== DATA RECORDS ==
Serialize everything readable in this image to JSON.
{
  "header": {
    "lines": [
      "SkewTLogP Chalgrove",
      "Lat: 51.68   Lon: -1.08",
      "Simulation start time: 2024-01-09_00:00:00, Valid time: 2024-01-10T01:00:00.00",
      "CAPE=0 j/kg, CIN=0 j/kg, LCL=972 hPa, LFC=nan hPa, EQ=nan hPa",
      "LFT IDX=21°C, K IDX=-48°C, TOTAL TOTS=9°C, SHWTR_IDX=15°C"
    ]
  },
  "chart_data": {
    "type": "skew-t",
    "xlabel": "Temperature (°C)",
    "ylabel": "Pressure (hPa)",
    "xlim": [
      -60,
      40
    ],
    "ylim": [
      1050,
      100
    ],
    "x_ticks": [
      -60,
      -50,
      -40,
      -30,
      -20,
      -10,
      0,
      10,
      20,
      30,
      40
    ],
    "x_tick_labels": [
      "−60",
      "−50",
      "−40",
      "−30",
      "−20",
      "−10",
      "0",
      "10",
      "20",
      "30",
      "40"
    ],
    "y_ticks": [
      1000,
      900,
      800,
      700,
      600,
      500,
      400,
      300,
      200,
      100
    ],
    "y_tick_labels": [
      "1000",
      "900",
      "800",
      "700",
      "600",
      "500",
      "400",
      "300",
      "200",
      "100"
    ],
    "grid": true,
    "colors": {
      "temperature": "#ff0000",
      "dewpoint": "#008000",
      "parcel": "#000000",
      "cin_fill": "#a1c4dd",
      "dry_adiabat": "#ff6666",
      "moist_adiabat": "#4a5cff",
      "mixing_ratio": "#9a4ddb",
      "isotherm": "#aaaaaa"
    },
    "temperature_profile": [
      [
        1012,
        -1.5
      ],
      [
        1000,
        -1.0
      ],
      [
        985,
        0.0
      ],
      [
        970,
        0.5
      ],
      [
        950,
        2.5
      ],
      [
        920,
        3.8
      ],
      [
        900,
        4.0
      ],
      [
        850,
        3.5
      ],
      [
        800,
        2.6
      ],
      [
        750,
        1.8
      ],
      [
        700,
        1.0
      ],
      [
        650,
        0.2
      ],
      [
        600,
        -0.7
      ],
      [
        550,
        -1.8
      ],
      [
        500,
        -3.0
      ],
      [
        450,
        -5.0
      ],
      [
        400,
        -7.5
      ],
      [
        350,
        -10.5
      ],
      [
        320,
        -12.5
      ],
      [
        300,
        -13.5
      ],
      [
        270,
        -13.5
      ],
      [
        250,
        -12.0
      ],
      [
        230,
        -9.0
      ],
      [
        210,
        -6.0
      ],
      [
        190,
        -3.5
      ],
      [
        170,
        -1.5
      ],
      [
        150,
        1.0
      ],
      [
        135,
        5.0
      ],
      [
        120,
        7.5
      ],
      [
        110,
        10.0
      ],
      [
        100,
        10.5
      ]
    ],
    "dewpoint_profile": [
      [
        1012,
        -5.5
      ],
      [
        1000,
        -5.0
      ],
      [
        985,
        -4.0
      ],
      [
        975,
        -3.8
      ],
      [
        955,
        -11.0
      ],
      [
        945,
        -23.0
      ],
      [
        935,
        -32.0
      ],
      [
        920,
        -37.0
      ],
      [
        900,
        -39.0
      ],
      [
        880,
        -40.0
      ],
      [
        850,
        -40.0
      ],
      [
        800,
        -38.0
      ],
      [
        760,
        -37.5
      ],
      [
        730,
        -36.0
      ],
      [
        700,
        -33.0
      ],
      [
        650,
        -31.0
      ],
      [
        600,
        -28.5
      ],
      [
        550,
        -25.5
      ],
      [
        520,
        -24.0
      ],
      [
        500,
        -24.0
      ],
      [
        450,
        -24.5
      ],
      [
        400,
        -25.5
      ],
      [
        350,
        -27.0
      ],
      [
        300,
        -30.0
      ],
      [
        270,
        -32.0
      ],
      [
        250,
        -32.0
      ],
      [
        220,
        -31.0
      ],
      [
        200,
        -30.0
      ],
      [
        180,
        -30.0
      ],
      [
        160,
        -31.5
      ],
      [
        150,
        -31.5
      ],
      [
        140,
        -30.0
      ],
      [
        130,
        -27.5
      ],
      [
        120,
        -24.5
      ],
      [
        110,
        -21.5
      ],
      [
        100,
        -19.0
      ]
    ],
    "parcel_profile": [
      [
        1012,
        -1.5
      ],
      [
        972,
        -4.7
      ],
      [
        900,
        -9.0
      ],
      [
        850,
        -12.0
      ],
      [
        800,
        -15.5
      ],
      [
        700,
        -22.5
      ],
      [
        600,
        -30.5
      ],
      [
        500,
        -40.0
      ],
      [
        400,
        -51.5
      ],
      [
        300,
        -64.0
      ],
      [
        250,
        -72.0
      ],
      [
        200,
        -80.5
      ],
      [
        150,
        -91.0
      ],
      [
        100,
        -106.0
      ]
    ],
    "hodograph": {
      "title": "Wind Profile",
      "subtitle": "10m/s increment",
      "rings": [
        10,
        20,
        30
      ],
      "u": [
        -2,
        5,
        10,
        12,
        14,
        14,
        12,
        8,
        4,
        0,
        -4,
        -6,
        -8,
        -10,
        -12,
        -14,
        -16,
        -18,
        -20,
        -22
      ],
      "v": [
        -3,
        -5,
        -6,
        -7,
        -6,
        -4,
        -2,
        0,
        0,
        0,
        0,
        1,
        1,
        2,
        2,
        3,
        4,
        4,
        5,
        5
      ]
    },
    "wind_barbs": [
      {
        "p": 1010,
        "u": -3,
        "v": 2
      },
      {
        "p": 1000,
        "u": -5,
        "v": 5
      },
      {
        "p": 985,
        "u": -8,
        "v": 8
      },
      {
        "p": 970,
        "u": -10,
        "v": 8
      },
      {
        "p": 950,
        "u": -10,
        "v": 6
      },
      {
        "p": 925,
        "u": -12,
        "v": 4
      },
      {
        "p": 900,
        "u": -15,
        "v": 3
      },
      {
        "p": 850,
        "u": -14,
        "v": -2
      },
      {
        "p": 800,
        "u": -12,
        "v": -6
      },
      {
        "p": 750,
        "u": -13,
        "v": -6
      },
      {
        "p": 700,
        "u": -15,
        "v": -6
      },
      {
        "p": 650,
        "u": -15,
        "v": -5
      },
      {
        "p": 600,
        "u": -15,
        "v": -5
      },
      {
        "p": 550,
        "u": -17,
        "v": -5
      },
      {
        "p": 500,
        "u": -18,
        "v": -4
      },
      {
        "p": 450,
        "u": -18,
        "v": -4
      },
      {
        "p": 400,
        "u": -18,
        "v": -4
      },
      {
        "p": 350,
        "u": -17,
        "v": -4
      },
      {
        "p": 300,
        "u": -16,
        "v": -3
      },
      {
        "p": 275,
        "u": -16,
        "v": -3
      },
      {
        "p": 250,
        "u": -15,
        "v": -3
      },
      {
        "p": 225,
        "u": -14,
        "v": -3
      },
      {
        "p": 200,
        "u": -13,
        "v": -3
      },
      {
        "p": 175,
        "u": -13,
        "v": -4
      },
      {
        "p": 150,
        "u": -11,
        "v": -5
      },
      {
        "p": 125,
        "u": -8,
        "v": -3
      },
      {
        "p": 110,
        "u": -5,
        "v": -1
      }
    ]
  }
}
===
Exact copies of all the records are required.

Serialize everything readable in this image to JSON.
{
  "header": {
    "lines": [
      "SkewTLogP Chalgrove",
      "Lat: 51.68   Lon: -1.08",
      "Simulation start time: 2024-01-09_00:00:00, Valid time: 2024-01-10T01:00:00.00",
      "CAPE=0 j/kg, CIN=0 j/kg, LCL=972 hPa, LFC=nan hPa, EQ=nan hPa",
      "LFT IDX=21°C, K IDX=-48°C, TOTAL TOTS=9°C, SHWTR_IDX=15°C"
    ]
  },
  "chart_data": {
    "type": "skew-t",
    "xlabel": "Temperature (°C)",
    "ylabel": "Pressure (hPa)",
    "xlim": [
      -60,
      40
    ],
    "ylim": [
      1050,
      100
    ],
    "x_ticks": [
      -60,
      -50,
      -40,
      -30,
      -20,
      -10,
      0,
      10,
      20,
      30,
      40
    ],
    "x_tick_labels": [
      "−60",
      "−50",
      "−40",
      "−30",
      "−20",
      "−10",
      "0",
      "10",
      "20",
      "30",
      "40"
    ],
    "y_ticks": [
      1000,
      900,
      800,
      700,
      600,
      500,
      400,
      300,
      200,
      100
    ],
    "y_tick_labels": [
      "1000",
      "900",
      "800",
      "700",
      "600",
      "500",
      "400",
      "300",
      "200",
      "100"
    ],
    "grid": true,
    "colors": {
      "temperature": "#ff0000",
      "dewpoint": "#008000",
      "parcel": "#000000",
      "cin_fill": "#a1c4dd",
      "dry_adiabat": "#ff6666",
      "moist_adiabat": "#4a5cff",
      "mixing_ratio": "#9a4ddb",
      "isotherm": "#aaaaaa"
    },
    "temperature_profile": [
      [
        1012,
        -1.5
      ],
      [
        1000,
        -1.0
      ],
      [
        985,
        0.0
      ],
      [
        970,
        0.5
      ],
      [
        950,
        2.5
      ],
      [
        920,
        3.8
      ],
      [
        900,
        4.0
      ],
      [
        850,
        3.5
      ],
      [
        800,
        2.6
      ],
      [
        750,
        1.8
      ],
      [
        700,
        1.0
      ],
      [
        650,
        0.2
      ],
      [
        600,
        -0.7
      ],
      [
        550,
        -1.8
      ],
      [
        500,
        -3.0
      ],
      [
        450,
        -5.0
      ],
      [
        400,
        -7.5
      ],
      [
        350,
        -10.5
      ],
      [
        320,
        -12.5
      ],
      [
        300,
        -13.5
      ],
      [
        270,
        -13.5
      ],
      [
        250,
        -12.0
      ],
      [
        230,
        -9.0
      ],
      [
        210,
        -6.0
      ],
      [
        190,
        -3.5
      ],
      [
        170,
        -1.5
      ],
      [
        150,
        1.0
      ],
      [
        135,
        5.0
      ],
      [
        120,
        7.5
      ],
      [
        110,
        10.0
      ],
      [
        100,
        10.5
      ]
    ],
    "dewpoint_profile": [
      [
        1012,
        -5.5
      ],
      [
        1000,
        -5.0
      ],
      [
        985,
        -4.0
      ],
      [
        975,
        -3.8
      ],
      [
        955,
        -11.0
      ],
      [
        945,
        -23.0
      ],
      [
        935,
        -32.0
      ],
      [
        920,
        -37.0
      ],
      [
        900,
        -39.0
      ],
      [
        880,
        -40.0
      ],
      [
        850,
        -40.0
      ],
      [
        800,
        -38.0
      ],
      [
        760,
        -37.5
      ],
      [
        730,
        -36.0
      ],
      [
        700,
        -33.0
      ],
      [
        650,
        -31.0
      ],
      [
        600,
        -28.5
      ],
      [
        550,
        -25.5
      ],
      [
        520,
        -24.0
      ],
      [
        500,
        -24.0
      ],
      [
        450,
        -24.5
      ],
      [
        400,
        -25.5
      ],
      [
        350,
        -27.0
      ],
      [
        300,
        -30.0
      ],
      [
        270,
        -32.0
      ],
      [
        250,
        -32.0
      ],
      [
        220,
        -31.0
      ],
      [
        200,
        -30.0
      ],
      [
        180,
        -30.0
      ],
      [
        160,
        -31.5
      ],
      [
        150,
        -31.5
      ],
      [
        140,
        -30.0
      ],
      [
        130,
        -27.5
      ],
      [
        120,
        -24.5
      ],
      [
        110,
        -21.5
      ],
      [
        100,
        -19.0
      ]
    ],
    "parcel_profile": [
      [
        1012,
        -1.5
      ],
      [
        972,
        -4.7
      ],
      [
        900,
        -9.0
      ],
      [
        850,
        -12.0
      ],
      [
        800,
        -15.5
      ],
      [
        700,
        -22.5
      ],
      [
        600,
        -30.5
      ],
      [
        500,
        -40.0
      ],
      [
        400,
        -51.5
      ],
      [
        300,
        -64.0
      ],
      [
        250,
        -72.0
      ],
      [
        200,
        -80.5
      ],
      [
        150,
        -91.0
      ],
      [
        100,
        -106.0
      ]
    ],
    "hodograph": {
      "title": "Wind Profile",
      "subtitle": "10m/s increment",
      "rings": [
        10,
        20,
        30
      ],
      "u": [
        -2,
        5,
        10,
        12,
        14,
        14,
        12,
        8,
        4,
        0,
        -4,
        -6,
        -8,
        -10,
        -12,
        -14,
        -16,
        -18,
        -20,
        -22
      ],
      "v": [
        -3,
        -5,
        -6,
        -7,
        -6,
        -4,
        -2,
        0,
        0,
        0,
        0,
        1,
        1,
        2,
        2,
        3,
        4,
        4,
        5,
        5
      ]
    },
    "wind_barbs": [
      {
        "p": 1010,
        "u": -3,
        "v": 2
      },
      {
        "p": 1000,
        "u": -5,
        "v": 5
      },
      {
        "p": 985,
        "u": -8,
        "v": 8
      },
      {
        "p": 970,
        "u": -10,
        "v": 8
      },
      {
        "p": 950,
        "u": -10,
        "v": 6
      },
      {
        "p": 925,
        "u": -12,
        "v": 4
      },
      {
        "p": 900,
        "u": -15,
        "v": 3
      },
      {
        "p": 850,
        "u": -14,
        "v": -2
      },
      {
        "p": 800,
        "u": -12,
        "v": -6
      },
      {
        "p": 750,
        "u": -13,
        "v": -6
      },
      {
        "p": 700,
        "u": -15,
        "v": -6
      },
      {
        "p": 650,
        "u": -15,
        "v": -5
      },
      {
        "p": 600,
        "u": -15,
        "v": -5
      },
      {
        "p": 550,
        "u": -17,
        "v": -5
      },
      {
        "p": 500,
        "u": -18,
        "v": -4
      },
      {
        "p": 450,
        "u": -18,
        "v": -4
      },
      {
        "p": 400,
        "u": -18,
        "v": -4
      },
      {
        "p": 350,
        "u": -17,
        "v": -4
      },
      {
        "p": 300,
        "u": -16,
        "v": -3
      },
      {
        "p": 275,
        "u": -16,
        "v": -3
      },
      {
        "p": 250,
        "u": -15,
        "v": -3
      },
      {
        "p": 225,
        "u": -14,
        "v": -3
      },
      {
        "p": 200,
        "u": -13,
        "v": -3
      },
      {
        "p": 175,
        "u": -13,
        "v": -4
      },
      {
        "p": 150,
        "u": -11,
        "v": -5
      },
      {
        "p": 125,
        "u": -8,
        "v": -3
      },
      {
        "p": 110,
        "u": -5,
        "v": -1
      }
    ]
  }
}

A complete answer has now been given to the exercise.